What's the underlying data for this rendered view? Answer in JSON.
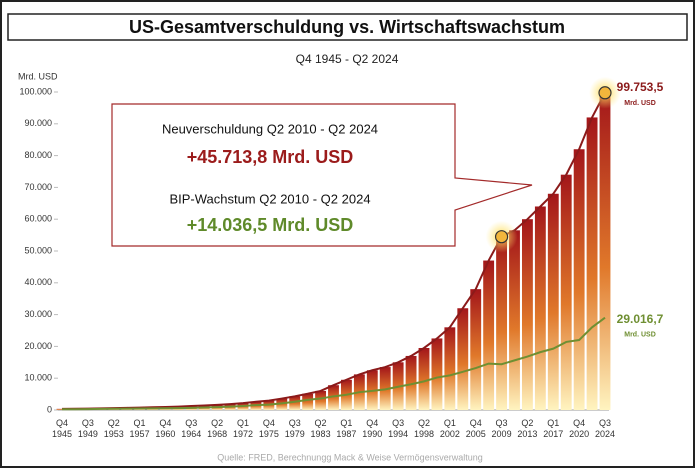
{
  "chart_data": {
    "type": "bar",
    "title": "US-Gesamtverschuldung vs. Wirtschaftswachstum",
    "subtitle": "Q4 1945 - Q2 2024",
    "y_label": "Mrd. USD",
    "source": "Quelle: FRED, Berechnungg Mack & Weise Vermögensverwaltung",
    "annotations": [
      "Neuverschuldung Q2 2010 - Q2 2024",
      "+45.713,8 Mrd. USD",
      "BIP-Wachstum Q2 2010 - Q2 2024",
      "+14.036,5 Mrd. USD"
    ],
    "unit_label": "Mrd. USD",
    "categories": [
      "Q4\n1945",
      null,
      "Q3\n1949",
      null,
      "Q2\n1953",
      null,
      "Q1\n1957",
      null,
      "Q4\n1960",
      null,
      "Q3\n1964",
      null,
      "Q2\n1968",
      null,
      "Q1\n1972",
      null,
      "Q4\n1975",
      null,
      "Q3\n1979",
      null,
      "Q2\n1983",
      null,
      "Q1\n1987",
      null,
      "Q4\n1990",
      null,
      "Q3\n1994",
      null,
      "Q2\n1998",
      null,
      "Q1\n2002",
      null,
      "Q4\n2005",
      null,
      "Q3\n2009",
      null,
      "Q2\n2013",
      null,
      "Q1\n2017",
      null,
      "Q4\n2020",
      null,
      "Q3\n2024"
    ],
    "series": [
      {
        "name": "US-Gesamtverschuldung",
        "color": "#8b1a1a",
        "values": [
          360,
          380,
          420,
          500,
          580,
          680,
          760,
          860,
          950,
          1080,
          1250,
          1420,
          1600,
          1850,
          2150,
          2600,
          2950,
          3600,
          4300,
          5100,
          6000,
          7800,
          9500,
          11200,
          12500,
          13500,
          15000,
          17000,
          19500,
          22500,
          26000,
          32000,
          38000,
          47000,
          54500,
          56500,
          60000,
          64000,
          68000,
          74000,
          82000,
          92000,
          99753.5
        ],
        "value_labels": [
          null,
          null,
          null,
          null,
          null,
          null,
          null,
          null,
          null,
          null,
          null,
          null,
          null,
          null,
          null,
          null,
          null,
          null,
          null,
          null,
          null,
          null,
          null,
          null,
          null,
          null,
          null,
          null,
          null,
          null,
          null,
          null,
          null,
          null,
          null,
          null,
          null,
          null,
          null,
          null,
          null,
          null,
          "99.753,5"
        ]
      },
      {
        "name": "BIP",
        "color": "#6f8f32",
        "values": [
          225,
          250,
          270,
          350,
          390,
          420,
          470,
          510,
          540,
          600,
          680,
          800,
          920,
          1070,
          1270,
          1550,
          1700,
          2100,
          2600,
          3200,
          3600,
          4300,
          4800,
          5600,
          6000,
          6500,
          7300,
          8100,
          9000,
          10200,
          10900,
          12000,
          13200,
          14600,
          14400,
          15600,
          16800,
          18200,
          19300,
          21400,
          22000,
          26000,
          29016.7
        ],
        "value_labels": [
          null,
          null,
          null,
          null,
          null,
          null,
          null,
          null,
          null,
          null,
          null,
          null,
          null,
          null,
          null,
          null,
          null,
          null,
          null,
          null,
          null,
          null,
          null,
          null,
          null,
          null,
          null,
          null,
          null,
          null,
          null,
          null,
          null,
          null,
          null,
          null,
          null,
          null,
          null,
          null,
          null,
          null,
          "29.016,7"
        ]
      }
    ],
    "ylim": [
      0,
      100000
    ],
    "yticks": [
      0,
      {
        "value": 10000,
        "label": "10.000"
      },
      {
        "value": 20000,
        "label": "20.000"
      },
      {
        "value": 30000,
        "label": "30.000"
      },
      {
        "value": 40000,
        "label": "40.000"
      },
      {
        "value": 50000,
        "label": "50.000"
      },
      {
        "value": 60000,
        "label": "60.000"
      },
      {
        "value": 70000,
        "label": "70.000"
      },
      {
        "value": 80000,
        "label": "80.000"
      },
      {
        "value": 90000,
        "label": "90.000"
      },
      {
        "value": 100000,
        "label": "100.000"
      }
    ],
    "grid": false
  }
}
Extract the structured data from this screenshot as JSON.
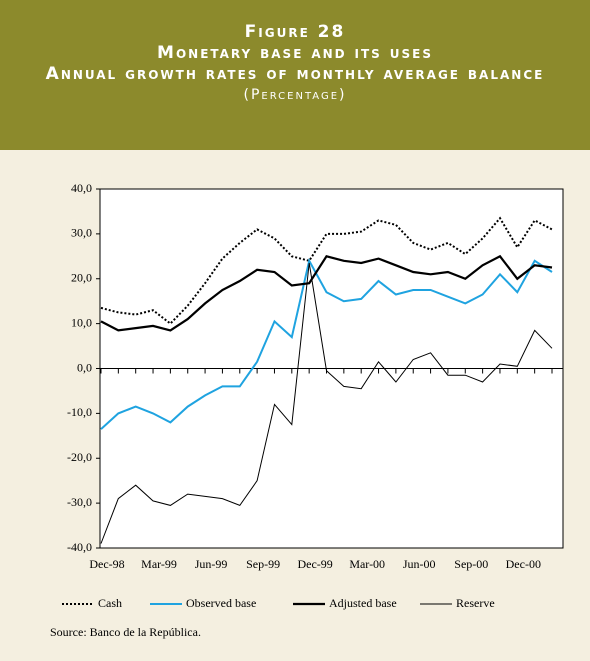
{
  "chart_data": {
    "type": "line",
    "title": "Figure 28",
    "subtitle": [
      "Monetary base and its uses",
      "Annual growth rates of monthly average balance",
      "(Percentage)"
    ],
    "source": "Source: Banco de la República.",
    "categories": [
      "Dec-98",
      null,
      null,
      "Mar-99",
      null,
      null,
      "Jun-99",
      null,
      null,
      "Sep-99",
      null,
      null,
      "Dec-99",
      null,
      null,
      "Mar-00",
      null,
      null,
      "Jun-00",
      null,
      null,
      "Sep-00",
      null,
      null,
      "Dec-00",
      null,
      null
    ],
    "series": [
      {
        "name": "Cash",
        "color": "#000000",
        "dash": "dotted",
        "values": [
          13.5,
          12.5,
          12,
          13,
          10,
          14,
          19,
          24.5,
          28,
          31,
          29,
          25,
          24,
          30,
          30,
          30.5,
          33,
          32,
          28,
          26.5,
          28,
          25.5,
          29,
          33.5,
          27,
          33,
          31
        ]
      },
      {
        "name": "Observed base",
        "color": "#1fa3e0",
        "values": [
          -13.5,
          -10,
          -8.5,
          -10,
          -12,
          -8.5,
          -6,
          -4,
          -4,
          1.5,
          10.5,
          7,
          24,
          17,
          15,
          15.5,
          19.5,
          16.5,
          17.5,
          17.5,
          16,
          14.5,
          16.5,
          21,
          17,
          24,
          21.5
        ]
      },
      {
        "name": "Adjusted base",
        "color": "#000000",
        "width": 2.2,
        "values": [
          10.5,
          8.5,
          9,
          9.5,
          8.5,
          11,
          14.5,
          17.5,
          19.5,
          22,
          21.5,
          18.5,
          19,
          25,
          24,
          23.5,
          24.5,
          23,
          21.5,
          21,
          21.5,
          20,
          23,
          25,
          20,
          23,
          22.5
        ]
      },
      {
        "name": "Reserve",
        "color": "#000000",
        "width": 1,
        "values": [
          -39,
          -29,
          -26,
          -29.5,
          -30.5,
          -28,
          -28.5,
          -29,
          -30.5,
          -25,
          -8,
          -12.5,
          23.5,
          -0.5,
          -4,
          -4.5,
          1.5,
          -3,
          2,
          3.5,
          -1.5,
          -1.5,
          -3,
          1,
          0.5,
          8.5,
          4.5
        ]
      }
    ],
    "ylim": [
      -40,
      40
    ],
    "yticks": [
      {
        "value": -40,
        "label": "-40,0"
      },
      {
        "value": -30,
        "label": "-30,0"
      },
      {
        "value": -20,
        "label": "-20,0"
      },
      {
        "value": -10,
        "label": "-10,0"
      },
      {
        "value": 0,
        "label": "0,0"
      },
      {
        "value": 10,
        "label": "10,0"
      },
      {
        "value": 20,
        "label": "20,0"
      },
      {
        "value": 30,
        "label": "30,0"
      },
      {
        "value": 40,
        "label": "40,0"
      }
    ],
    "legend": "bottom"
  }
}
= = = = = = =
Go through the listing above and write it all out exactly, leaving out any picture.

What's the underlying data for this rendered view? Answer in JSON.
{
  "chart_data": {
    "type": "bar",
    "title": "US-Gesamtverschuldung vs. Wirtschaftswachstum",
    "subtitle": "Q4 1945 - Q2 2024",
    "y_label": "Mrd. USD",
    "source": "Quelle: FRED, Berechnungg Mack & Weise Vermögensverwaltung",
    "annotations": [
      "Neuverschuldung Q2 2010 - Q2 2024",
      "+45.713,8 Mrd. USD",
      "BIP-Wachstum Q2 2010 - Q2 2024",
      "+14.036,5 Mrd. USD"
    ],
    "unit_label": "Mrd. USD",
    "categories": [
      "Q4\n1945",
      null,
      "Q3\n1949",
      null,
      "Q2\n1953",
      null,
      "Q1\n1957",
      null,
      "Q4\n1960",
      null,
      "Q3\n1964",
      null,
      "Q2\n1968",
      null,
      "Q1\n1972",
      null,
      "Q4\n1975",
      null,
      "Q3\n1979",
      null,
      "Q2\n1983",
      null,
      "Q1\n1987",
      null,
      "Q4\n1990",
      null,
      "Q3\n1994",
      null,
      "Q2\n1998",
      null,
      "Q1\n2002",
      null,
      "Q4\n2005",
      null,
      "Q3\n2009",
      null,
      "Q2\n2013",
      null,
      "Q1\n2017",
      null,
      "Q4\n2020",
      null,
      "Q3\n2024"
    ],
    "series": [
      {
        "name": "US-Gesamtverschuldung",
        "color": "#8b1a1a",
        "values": [
          360,
          380,
          420,
          500,
          580,
          680,
          760,
          860,
          950,
          1080,
          1250,
          1420,
          1600,
          1850,
          2150,
          2600,
          2950,
          3600,
          4300,
          5100,
          6000,
          7800,
          9500,
          11200,
          12500,
          13500,
          15000,
          17000,
          19500,
          22500,
          26000,
          32000,
          38000,
          47000,
          54500,
          56500,
          60000,
          64000,
          68000,
          74000,
          82000,
          92000,
          99753.5
        ],
        "value_labels": [
          null,
          null,
          null,
          null,
          null,
          null,
          null,
          null,
          null,
          null,
          null,
          null,
          null,
          null,
          null,
          null,
          null,
          null,
          null,
          null,
          null,
          null,
          null,
          null,
          null,
          null,
          null,
          null,
          null,
          null,
          null,
          null,
          null,
          null,
          null,
          null,
          null,
          null,
          null,
          null,
          null,
          null,
          "99.753,5"
        ]
      },
      {
        "name": "BIP",
        "color": "#6f8f32",
        "values": [
          225,
          250,
          270,
          350,
          390,
          420,
          470,
          510,
          540,
          600,
          680,
          800,
          920,
          1070,
          1270,
          1550,
          1700,
          2100,
          2600,
          3200,
          3600,
          4300,
          4800,
          5600,
          6000,
          6500,
          7300,
          8100,
          9000,
          10200,
          10900,
          12000,
          13200,
          14600,
          14400,
          15600,
          16800,
          18200,
          19300,
          21400,
          22000,
          26000,
          29016.7
        ],
        "value_labels": [
          null,
          null,
          null,
          null,
          null,
          null,
          null,
          null,
          null,
          null,
          null,
          null,
          null,
          null,
          null,
          null,
          null,
          null,
          null,
          null,
          null,
          null,
          null,
          null,
          null,
          null,
          null,
          null,
          null,
          null,
          null,
          null,
          null,
          null,
          null,
          null,
          null,
          null,
          null,
          null,
          null,
          null,
          "29.016,7"
        ]
      }
    ],
    "ylim": [
      0,
      100000
    ],
    "yticks": [
      0,
      {
        "value": 10000,
        "label": "10.000"
      },
      {
        "value": 20000,
        "label": "20.000"
      },
      {
        "value": 30000,
        "label": "30.000"
      },
      {
        "value": 40000,
        "label": "40.000"
      },
      {
        "value": 50000,
        "label": "50.000"
      },
      {
        "value": 60000,
        "label": "60.000"
      },
      {
        "value": 70000,
        "label": "70.000"
      },
      {
        "value": 80000,
        "label": "80.000"
      },
      {
        "value": 90000,
        "label": "90.000"
      },
      {
        "value": 100000,
        "label": "100.000"
      }
    ],
    "grid": false
  }
}
Extract the structured data from this screenshot as JSON.
{
  "chart_data": {
    "type": "line",
    "title": "Figure 28",
    "subtitle": [
      "Monetary base and its uses",
      "Annual growth rates of monthly average balance",
      "(Percentage)"
    ],
    "source": "Source: Banco de la República.",
    "categories": [
      "Dec-98",
      null,
      null,
      "Mar-99",
      null,
      null,
      "Jun-99",
      null,
      null,
      "Sep-99",
      null,
      null,
      "Dec-99",
      null,
      null,
      "Mar-00",
      null,
      null,
      "Jun-00",
      null,
      null,
      "Sep-00",
      null,
      null,
      "Dec-00",
      null,
      null
    ],
    "series": [
      {
        "name": "Cash",
        "color": "#000000",
        "dash": "dotted",
        "values": [
          13.5,
          12.5,
          12,
          13,
          10,
          14,
          19,
          24.5,
          28,
          31,
          29,
          25,
          24,
          30,
          30,
          30.5,
          33,
          32,
          28,
          26.5,
          28,
          25.5,
          29,
          33.5,
          27,
          33,
          31
        ]
      },
      {
        "name": "Observed base",
        "color": "#1fa3e0",
        "values": [
          -13.5,
          -10,
          -8.5,
          -10,
          -12,
          -8.5,
          -6,
          -4,
          -4,
          1.5,
          10.5,
          7,
          24,
          17,
          15,
          15.5,
          19.5,
          16.5,
          17.5,
          17.5,
          16,
          14.5,
          16.5,
          21,
          17,
          24,
          21.5
        ]
      },
      {
        "name": "Adjusted base",
        "color": "#000000",
        "width": 2.2,
        "values": [
          10.5,
          8.5,
          9,
          9.5,
          8.5,
          11,
          14.5,
          17.5,
          19.5,
          22,
          21.5,
          18.5,
          19,
          25,
          24,
          23.5,
          24.5,
          23,
          21.5,
          21,
          21.5,
          20,
          23,
          25,
          20,
          23,
          22.5
        ]
      },
      {
        "name": "Reserve",
        "color": "#000000",
        "width": 1,
        "values": [
          -39,
          -29,
          -26,
          -29.5,
          -30.5,
          -28,
          -28.5,
          -29,
          -30.5,
          -25,
          -8,
          -12.5,
          23.5,
          -0.5,
          -4,
          -4.5,
          1.5,
          -3,
          2,
          3.5,
          -1.5,
          -1.5,
          -3,
          1,
          0.5,
          8.5,
          4.5
        ]
      }
    ],
    "ylim": [
      -40,
      40
    ],
    "yticks": [
      {
        "value": -40,
        "label": "-40,0"
      },
      {
        "value": -30,
        "label": "-30,0"
      },
      {
        "value": -20,
        "label": "-20,0"
      },
      {
        "value": -10,
        "label": "-10,0"
      },
      {
        "value": 0,
        "label": "0,0"
      },
      {
        "value": 10,
        "label": "10,0"
      },
      {
        "value": 20,
        "label": "20,0"
      },
      {
        "value": 30,
        "label": "30,0"
      },
      {
        "value": 40,
        "label": "40,0"
      }
    ],
    "legend": "bottom"
  }
}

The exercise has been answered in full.